- **STATED GOAL**:
Reproduce the data below in full and exclude every picture.
— START EXERCISE INPUT —
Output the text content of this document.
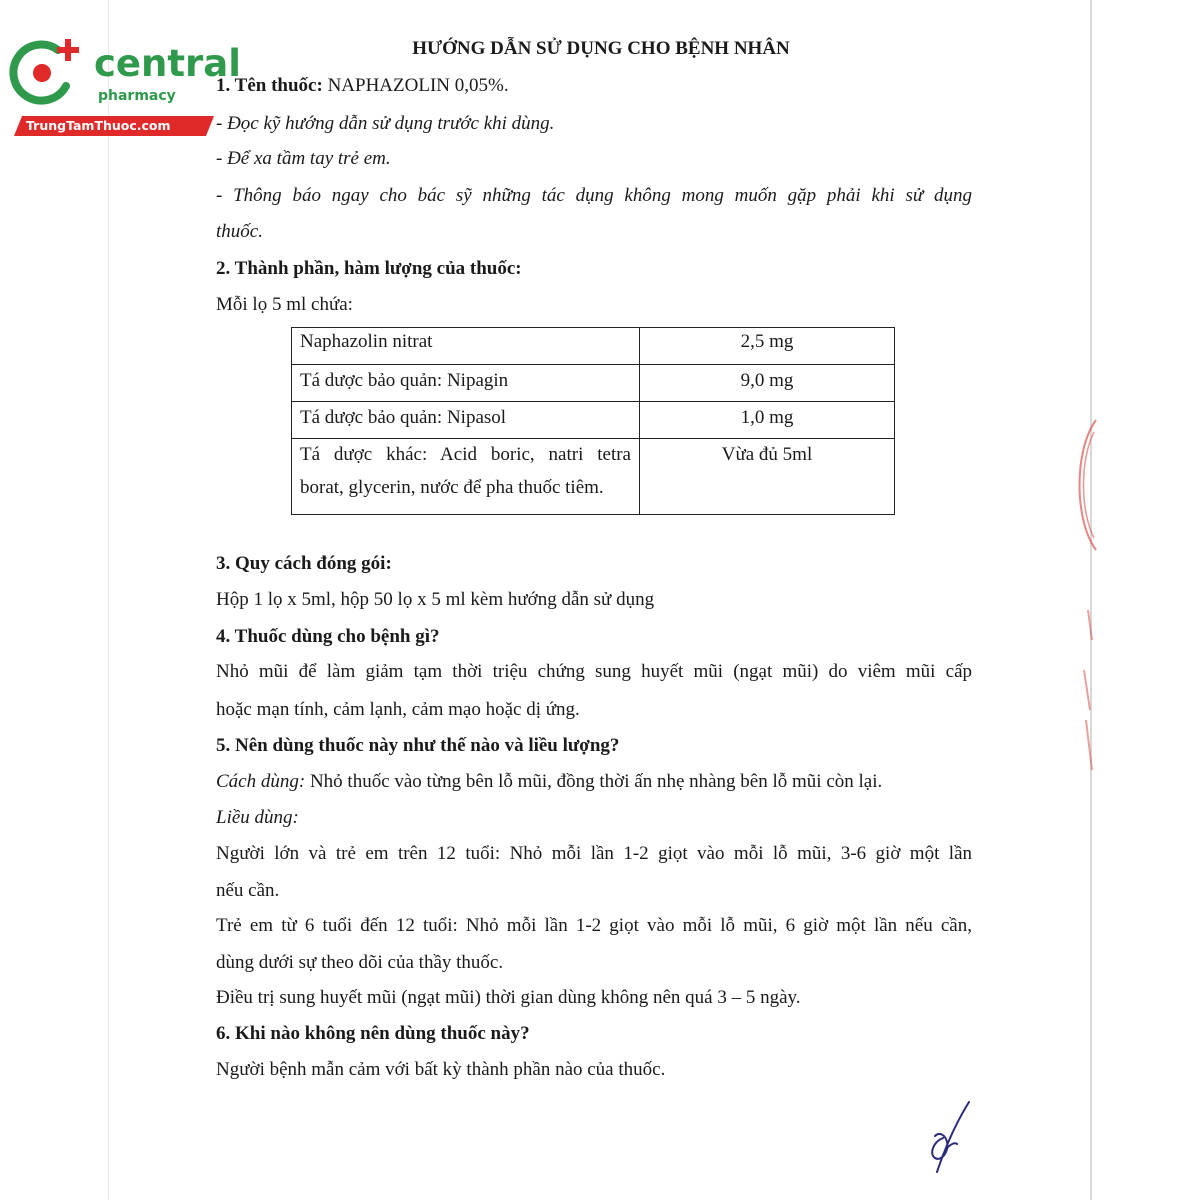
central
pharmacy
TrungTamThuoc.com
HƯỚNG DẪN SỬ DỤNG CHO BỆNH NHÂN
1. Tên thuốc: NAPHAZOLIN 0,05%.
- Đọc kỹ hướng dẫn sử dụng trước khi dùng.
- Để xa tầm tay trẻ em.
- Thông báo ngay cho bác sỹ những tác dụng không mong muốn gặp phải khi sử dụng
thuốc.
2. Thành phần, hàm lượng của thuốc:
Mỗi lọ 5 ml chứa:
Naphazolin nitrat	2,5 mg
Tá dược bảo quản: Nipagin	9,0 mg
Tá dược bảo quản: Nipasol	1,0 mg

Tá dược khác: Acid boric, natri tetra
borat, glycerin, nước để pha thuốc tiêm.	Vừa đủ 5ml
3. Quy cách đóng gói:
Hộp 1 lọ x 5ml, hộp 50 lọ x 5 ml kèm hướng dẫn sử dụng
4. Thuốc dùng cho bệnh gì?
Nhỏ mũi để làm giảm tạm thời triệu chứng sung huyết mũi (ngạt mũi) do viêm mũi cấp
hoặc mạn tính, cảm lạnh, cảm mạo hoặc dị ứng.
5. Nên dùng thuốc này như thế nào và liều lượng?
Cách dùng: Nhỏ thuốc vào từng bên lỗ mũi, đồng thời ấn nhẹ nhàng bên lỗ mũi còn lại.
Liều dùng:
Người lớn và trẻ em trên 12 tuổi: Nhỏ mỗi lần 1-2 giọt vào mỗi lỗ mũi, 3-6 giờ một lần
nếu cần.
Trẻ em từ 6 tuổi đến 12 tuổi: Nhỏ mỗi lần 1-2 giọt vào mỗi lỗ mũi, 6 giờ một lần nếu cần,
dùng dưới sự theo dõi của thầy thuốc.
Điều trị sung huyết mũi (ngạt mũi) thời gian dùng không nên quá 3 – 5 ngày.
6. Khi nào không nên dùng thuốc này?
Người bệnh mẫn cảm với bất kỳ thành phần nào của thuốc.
— END EXERCISE INPUT —
- **REPLY TO THE TASK**:
Output the text content of this document.
central
pharmacy
TrungTamThuoc.com
HƯỚNG DẪN SỬ DỤNG CHO BỆNH NHÂN
1. Tên thuốc: NAPHAZOLIN 0,05%.
- Đọc kỹ hướng dẫn sử dụng trước khi dùng.
- Để xa tầm tay trẻ em.
- Thông báo ngay cho bác sỹ những tác dụng không mong muốn gặp phải khi sử dụng
thuốc.
2. Thành phần, hàm lượng của thuốc:
Mỗi lọ 5 ml chứa:
Naphazolin nitrat	2,5 mg
Tá dược bảo quản: Nipagin	9,0 mg
Tá dược bảo quản: Nipasol	1,0 mg

Tá dược khác: Acid boric, natri tetra
borat, glycerin, nước để pha thuốc tiêm.	Vừa đủ 5ml
3. Quy cách đóng gói:
Hộp 1 lọ x 5ml, hộp 50 lọ x 5 ml kèm hướng dẫn sử dụng
4. Thuốc dùng cho bệnh gì?
Nhỏ mũi để làm giảm tạm thời triệu chứng sung huyết mũi (ngạt mũi) do viêm mũi cấp
hoặc mạn tính, cảm lạnh, cảm mạo hoặc dị ứng.
5. Nên dùng thuốc này như thế nào và liều lượng?
Cách dùng: Nhỏ thuốc vào từng bên lỗ mũi, đồng thời ấn nhẹ nhàng bên lỗ mũi còn lại.
Liều dùng:
Người lớn và trẻ em trên 12 tuổi: Nhỏ mỗi lần 1-2 giọt vào mỗi lỗ mũi, 3-6 giờ một lần
nếu cần.
Trẻ em từ 6 tuổi đến 12 tuổi: Nhỏ mỗi lần 1-2 giọt vào mỗi lỗ mũi, 6 giờ một lần nếu cần,
dùng dưới sự theo dõi của thầy thuốc.
Điều trị sung huyết mũi (ngạt mũi) thời gian dùng không nên quá 3 – 5 ngày.
6. Khi nào không nên dùng thuốc này?
Người bệnh mẫn cảm với bất kỳ thành phần nào của thuốc.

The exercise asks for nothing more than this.